**REQUIRED WORK**
Copy each line that contains the string "description".

### EXTRACTED ENTRIES

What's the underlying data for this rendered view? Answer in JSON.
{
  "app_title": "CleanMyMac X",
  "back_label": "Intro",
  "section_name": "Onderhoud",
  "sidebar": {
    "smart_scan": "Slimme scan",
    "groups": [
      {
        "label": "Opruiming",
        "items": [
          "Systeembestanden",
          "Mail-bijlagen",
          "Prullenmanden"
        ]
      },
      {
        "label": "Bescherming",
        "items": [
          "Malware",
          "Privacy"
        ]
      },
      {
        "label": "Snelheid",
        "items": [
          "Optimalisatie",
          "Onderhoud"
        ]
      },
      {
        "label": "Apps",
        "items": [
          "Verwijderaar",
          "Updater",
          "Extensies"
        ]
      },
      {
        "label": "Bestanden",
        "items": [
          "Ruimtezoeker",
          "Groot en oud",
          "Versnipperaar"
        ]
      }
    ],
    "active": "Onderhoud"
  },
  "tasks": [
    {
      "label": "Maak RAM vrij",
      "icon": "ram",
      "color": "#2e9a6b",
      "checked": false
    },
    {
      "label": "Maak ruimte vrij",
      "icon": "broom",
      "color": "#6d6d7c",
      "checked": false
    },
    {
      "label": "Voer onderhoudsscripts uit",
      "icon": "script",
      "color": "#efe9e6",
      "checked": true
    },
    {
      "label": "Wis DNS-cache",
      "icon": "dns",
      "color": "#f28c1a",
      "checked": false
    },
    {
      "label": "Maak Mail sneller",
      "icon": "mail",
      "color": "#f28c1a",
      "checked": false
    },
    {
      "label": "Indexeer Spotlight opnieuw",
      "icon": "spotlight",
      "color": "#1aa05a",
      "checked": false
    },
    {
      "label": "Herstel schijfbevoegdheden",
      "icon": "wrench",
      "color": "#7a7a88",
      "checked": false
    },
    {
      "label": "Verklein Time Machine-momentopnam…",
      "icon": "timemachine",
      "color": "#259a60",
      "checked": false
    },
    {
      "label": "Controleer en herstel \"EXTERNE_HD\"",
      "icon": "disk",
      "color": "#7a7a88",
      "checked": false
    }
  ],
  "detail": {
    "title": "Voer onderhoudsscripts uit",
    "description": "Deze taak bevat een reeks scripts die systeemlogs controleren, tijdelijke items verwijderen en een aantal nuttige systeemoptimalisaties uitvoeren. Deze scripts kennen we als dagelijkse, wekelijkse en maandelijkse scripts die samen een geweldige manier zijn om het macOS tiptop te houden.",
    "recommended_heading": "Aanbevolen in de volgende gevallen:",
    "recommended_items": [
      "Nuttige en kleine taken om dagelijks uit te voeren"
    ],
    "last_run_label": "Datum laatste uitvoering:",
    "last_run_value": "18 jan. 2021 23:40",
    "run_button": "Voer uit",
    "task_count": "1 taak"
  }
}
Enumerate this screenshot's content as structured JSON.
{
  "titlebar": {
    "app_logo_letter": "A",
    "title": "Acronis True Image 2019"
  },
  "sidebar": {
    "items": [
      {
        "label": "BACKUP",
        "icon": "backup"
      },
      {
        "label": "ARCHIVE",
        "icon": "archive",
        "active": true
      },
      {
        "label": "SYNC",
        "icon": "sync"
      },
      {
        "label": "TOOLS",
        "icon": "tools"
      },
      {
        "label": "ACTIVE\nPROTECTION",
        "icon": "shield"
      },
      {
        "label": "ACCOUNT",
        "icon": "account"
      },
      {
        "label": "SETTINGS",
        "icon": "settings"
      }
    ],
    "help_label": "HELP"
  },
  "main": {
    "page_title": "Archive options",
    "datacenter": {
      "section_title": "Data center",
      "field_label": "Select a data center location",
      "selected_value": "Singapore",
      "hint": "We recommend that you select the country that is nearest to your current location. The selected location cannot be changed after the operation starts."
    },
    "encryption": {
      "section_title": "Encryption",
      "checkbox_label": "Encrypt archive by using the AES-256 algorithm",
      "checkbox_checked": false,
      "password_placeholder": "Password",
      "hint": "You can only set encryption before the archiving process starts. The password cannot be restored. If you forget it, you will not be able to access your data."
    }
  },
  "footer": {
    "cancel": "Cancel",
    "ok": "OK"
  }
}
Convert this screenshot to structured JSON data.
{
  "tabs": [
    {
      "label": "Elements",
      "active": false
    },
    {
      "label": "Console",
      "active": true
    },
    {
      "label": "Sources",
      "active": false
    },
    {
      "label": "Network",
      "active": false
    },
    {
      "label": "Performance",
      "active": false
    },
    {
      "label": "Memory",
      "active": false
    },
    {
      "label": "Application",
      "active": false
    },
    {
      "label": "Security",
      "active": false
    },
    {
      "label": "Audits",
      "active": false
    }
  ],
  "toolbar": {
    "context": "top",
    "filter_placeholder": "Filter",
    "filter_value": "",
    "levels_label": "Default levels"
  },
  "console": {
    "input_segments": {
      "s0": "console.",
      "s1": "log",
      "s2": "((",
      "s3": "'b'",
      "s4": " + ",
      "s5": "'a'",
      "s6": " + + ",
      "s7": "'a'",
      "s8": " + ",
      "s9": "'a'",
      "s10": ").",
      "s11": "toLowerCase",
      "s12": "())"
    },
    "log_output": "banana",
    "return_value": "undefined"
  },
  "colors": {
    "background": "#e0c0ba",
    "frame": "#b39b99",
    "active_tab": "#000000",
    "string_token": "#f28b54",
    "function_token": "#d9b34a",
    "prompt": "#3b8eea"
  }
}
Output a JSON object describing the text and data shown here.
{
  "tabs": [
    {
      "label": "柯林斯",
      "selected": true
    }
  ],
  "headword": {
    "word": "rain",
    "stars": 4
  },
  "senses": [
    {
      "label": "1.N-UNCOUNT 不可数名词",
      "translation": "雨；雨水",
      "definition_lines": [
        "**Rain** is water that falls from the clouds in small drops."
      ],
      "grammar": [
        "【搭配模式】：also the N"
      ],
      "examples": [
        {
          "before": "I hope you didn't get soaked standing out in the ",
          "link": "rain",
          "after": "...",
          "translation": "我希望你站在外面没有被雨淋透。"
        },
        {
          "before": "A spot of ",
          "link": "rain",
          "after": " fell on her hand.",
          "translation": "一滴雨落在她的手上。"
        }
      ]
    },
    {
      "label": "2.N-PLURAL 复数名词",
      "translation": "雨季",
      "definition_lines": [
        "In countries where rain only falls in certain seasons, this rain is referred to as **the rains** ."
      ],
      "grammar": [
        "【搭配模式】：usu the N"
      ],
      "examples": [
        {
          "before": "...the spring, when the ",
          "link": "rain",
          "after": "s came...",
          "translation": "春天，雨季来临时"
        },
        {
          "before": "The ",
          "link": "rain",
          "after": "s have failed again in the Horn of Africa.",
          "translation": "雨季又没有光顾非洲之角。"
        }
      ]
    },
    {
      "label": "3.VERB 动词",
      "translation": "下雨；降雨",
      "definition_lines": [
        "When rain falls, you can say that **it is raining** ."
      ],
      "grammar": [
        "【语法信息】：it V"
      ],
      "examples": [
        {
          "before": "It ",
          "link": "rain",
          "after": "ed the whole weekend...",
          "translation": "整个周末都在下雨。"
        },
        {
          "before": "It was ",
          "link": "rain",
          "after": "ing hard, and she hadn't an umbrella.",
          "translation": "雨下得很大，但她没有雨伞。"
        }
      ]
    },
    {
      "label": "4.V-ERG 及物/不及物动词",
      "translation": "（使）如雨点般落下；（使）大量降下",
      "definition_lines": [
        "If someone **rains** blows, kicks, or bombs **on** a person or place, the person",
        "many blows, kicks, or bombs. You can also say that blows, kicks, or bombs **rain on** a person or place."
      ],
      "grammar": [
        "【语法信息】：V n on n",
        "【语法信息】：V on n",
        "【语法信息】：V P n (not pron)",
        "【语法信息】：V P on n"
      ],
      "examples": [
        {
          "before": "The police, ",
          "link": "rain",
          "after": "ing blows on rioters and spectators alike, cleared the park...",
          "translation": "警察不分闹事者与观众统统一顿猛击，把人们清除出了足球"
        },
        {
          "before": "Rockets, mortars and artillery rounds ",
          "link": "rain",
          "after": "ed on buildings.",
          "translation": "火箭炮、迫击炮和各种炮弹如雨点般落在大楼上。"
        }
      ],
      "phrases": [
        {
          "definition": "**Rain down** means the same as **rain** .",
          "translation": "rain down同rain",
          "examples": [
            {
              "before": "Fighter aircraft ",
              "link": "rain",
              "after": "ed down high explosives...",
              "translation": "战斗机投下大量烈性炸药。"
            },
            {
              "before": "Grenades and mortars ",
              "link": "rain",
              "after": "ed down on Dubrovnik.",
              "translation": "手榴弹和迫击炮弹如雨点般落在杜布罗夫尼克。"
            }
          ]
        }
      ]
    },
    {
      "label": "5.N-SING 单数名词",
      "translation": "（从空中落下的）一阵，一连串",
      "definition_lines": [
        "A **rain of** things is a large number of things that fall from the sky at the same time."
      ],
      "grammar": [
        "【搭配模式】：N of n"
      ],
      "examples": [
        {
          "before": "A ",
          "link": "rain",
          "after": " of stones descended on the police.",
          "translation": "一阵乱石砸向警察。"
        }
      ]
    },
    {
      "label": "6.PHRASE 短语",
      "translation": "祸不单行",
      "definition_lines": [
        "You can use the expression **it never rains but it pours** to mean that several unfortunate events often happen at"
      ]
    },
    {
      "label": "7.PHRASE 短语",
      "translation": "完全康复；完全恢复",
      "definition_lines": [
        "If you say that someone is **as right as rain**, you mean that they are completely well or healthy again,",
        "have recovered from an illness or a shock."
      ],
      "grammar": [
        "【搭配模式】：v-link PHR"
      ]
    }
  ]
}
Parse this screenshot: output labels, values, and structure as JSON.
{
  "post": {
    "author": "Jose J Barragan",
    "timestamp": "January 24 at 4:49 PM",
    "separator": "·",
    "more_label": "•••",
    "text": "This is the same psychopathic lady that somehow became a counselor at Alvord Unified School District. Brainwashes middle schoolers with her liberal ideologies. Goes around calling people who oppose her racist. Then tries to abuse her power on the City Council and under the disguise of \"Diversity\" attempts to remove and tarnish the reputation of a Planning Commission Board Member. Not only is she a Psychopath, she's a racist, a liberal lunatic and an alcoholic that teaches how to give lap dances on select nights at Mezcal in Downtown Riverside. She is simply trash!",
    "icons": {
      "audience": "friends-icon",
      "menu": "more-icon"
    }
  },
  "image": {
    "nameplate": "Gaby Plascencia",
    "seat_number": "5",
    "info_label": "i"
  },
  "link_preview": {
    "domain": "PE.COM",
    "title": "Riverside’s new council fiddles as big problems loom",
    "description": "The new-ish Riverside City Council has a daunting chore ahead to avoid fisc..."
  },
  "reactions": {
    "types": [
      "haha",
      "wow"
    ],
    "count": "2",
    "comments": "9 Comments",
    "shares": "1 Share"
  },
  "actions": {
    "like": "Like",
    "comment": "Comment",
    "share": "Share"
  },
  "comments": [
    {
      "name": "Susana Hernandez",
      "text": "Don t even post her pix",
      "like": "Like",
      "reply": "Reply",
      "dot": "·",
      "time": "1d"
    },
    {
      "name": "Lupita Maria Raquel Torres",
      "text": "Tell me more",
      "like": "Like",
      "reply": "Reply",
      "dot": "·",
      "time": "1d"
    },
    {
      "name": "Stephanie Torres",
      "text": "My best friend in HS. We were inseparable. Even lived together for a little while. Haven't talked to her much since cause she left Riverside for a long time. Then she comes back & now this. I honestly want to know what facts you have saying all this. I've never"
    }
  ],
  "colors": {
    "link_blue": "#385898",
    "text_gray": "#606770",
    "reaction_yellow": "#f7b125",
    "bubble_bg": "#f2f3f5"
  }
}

######

**EXERCISE ANSWER**
    "description": "Deze taak bevat een reeks scripts die systeemlogs controleren, tijdelijke items verwijderen en een aantal nuttige systeemoptimalisaties uitvoeren. Deze scripts kennen we als dagelijkse, wekelijkse en maandelijkse scripts die samen een geweldige manier zijn om het macOS tiptop te houden.",
    "description": "The new-ish Riverside City Council has a daunting chore ahead to avoid fisc..."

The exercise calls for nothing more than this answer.